## DIRECTIVE
Copy the material that follows word for word and omit its pictures.

## TASK MATERIAL
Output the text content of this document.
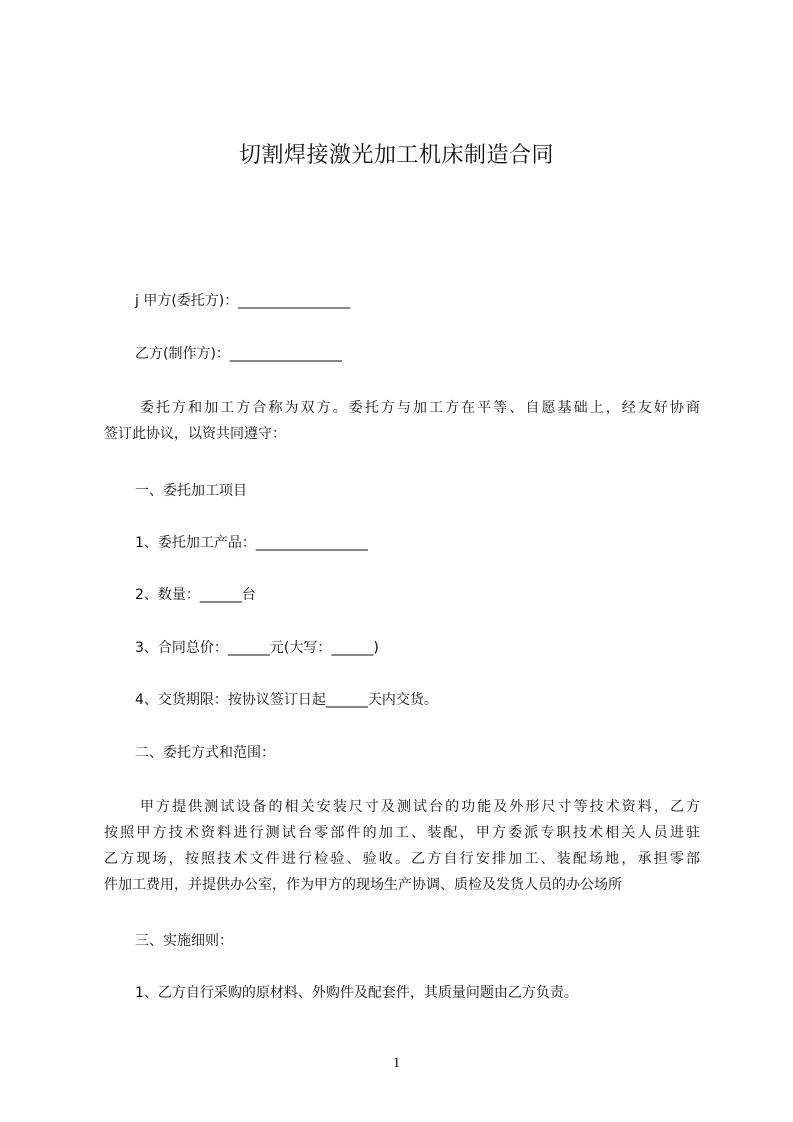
切割焊接激光加工机床制造合同
j 甲方(委托方)：________________
乙方(制作方)：________________
委托方和加工方合称为双方。委托方与加工方在平等、自愿基础上，经友好协商
签订此协议，以资共同遵守：
一、委托加工项目
1、委托加工产品：________________
2、数量：______台
3、合同总价：______元(大写：______)
4、交货期限：按协议签订日起______天内交货。
二、委托方式和范围：
甲方提供测试设备的相关安装尺寸及测试台的功能及外形尺寸等技术资料，乙方
按照甲方技术资料进行测试台零部件的加工、装配，甲方委派专职技术相关人员进驻
乙方现场，按照技术文件进行检验、验收。乙方自行安排加工、装配场地，承担零部
件加工费用，并提供办公室，作为甲方的现场生产协调、质检及发货人员的办公场所
三、实施细则：
1、乙方自行采购的原材料、外购件及配套件，其质量问题由乙方负责。
1
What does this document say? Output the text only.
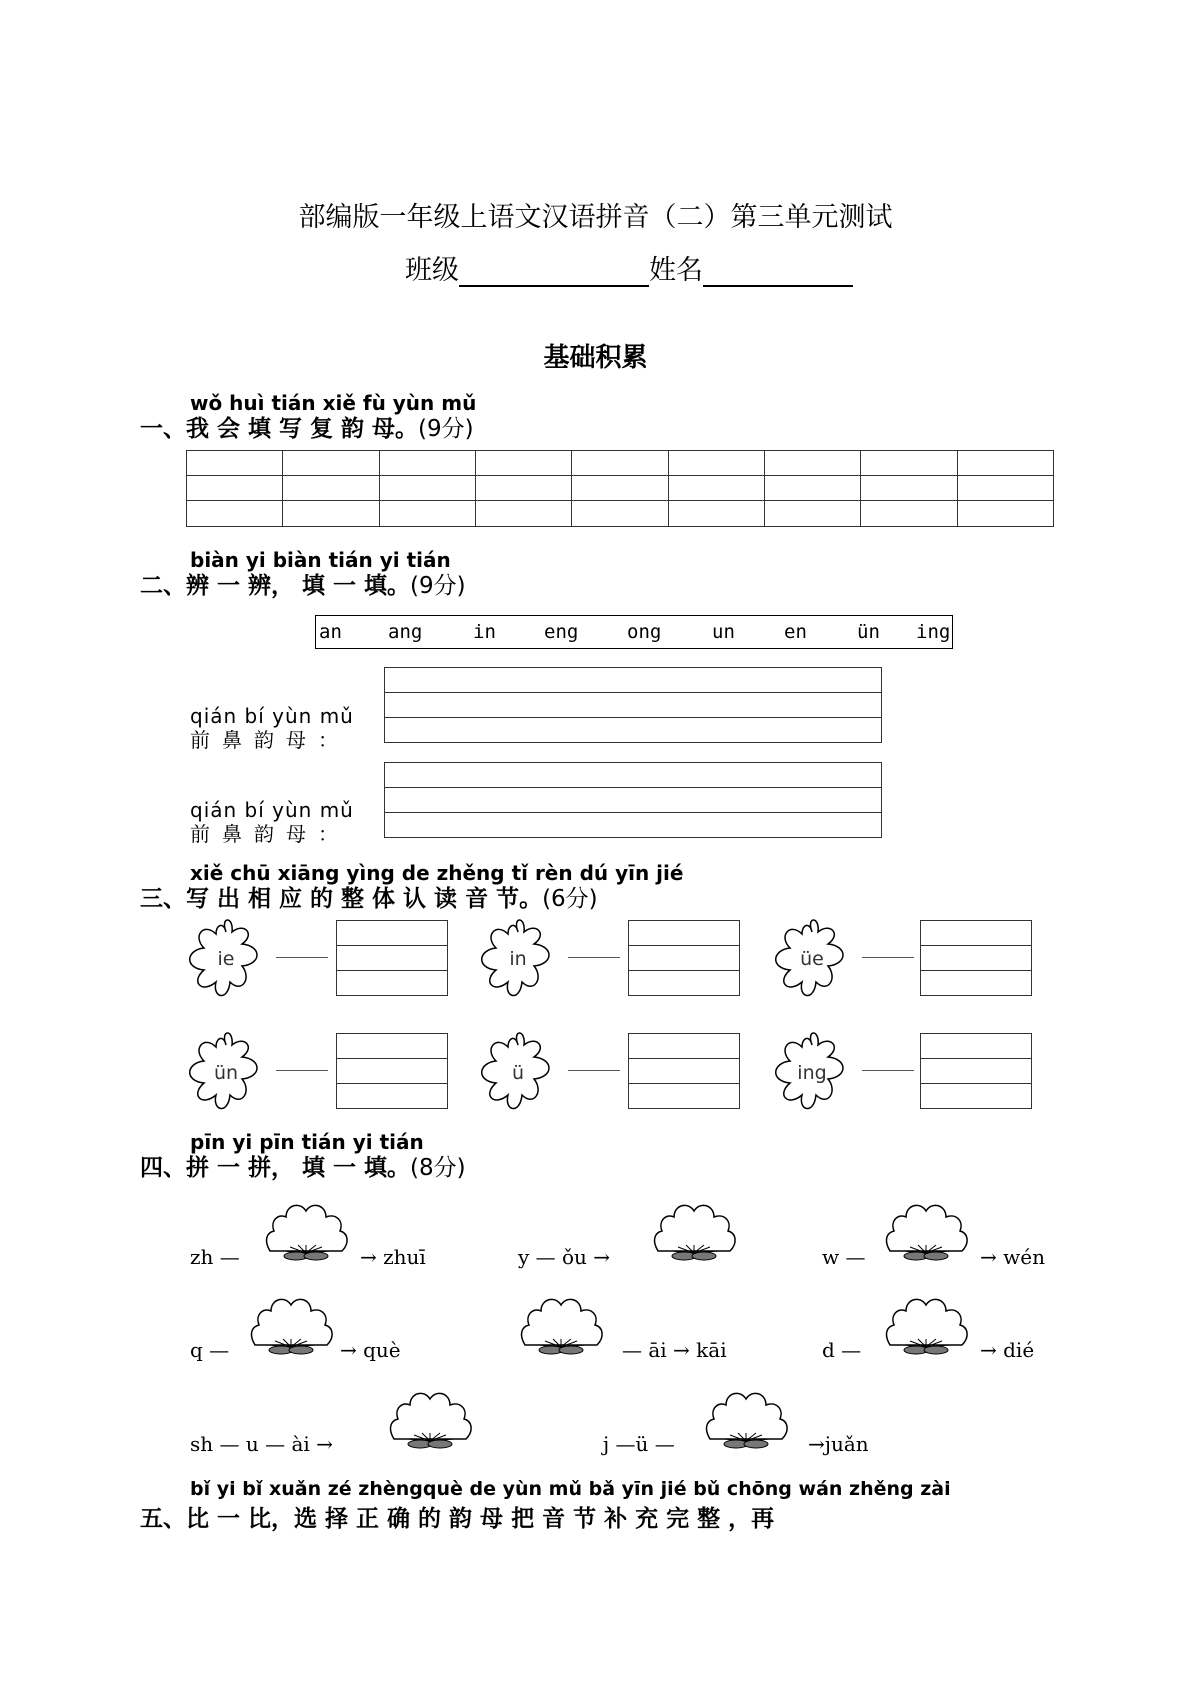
部编版一年级上语文汉语拼音（二）第三单元测试
班级	姓名
基础积累
wǒ huì tián xiě fù yùn mǔ
一、我 会 填 写 复 韵 母。(9分)

biàn yi biàn tián yi tián
二、辨 一 辨， 填 一 填。(9分)
an ang	in	eng	ong	un	en	ün ing
qián bí yùn mǔ
前鼻韵母：
qián bí yùn mǔ
前鼻韵母：
xiě chū xiāng yìng de zhěng tǐ rèn dú yīn jié
三、写 出 相 应 的 整 体 认 读 音 节。(6分)
ie	in	üe
ün	ü	ing
pīn yi pīn tián yi tián
四、拼 一 拼， 填 一 填。(8分)
zh —	→ zhuī	y — ǒu →	w —	→ wén
q —	→ què	— āi → kāi	d —	→ dié
sh — u — ài →	j —ü —	→juǎn
bǐ yi bǐ xuǎn zé zhèngquè de yùn mǔ bǎ yīn jié bǔ chōng wán zhěng zài
五、比 一 比，选 择 正 确 的 韵 母 把 音 节 补 充 完 整 ，再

## REPLY TO THE EXERCISE
Output the text content of this document.
切割焊接激光加工机床制造合同
j 甲方(委托方)：________________
乙方(制作方)：________________
委托方和加工方合称为双方。委托方与加工方在平等、自愿基础上，经友好协商
签订此协议，以资共同遵守：
一、委托加工项目
1、委托加工产品：________________
2、数量：______台
3、合同总价：______元(大写：______)
4、交货期限：按协议签订日起______天内交货。
二、委托方式和范围：
甲方提供测试设备的相关安装尺寸及测试台的功能及外形尺寸等技术资料，乙方
按照甲方技术资料进行测试台零部件的加工、装配，甲方委派专职技术相关人员进驻
乙方现场，按照技术文件进行检验、验收。乙方自行安排加工、装配场地，承担零部
件加工费用，并提供办公室，作为甲方的现场生产协调、质检及发货人员的办公场所
三、实施细则：
1、乙方自行采购的原材料、外购件及配套件，其质量问题由乙方负责。
1
What does this document say? Output the text only.
部编版一年级上语文汉语拼音（二）第三单元测试
班级	姓名
基础积累
wǒ huì tián xiě fù yùn mǔ
一、我 会 填 写 复 韵 母。(9分)

biàn yi biàn tián yi tián
二、辨 一 辨， 填 一 填。(9分)
an ang	in	eng	ong	un	en	ün ing
qián bí yùn mǔ
前鼻韵母：
qián bí yùn mǔ
前鼻韵母：
xiě chū xiāng yìng de zhěng tǐ rèn dú yīn jié
三、写 出 相 应 的 整 体 认 读 音 节。(6分)
ie	in	üe
ün	ü	ing
pīn yi pīn tián yi tián
四、拼 一 拼， 填 一 填。(8分)
zh —	→ zhuī	y — ǒu →	w —	→ wén
q —	→ què	— āi → kāi	d —	→ dié
sh — u — ài →	j —ü —	→juǎn
bǐ yi bǐ xuǎn zé zhèngquè de yùn mǔ bǎ yīn jié bǔ chōng wán zhěng zài
五、比 一 比，选 择 正 确 的 韵 母 把 音 节 补 充 完 整 ，再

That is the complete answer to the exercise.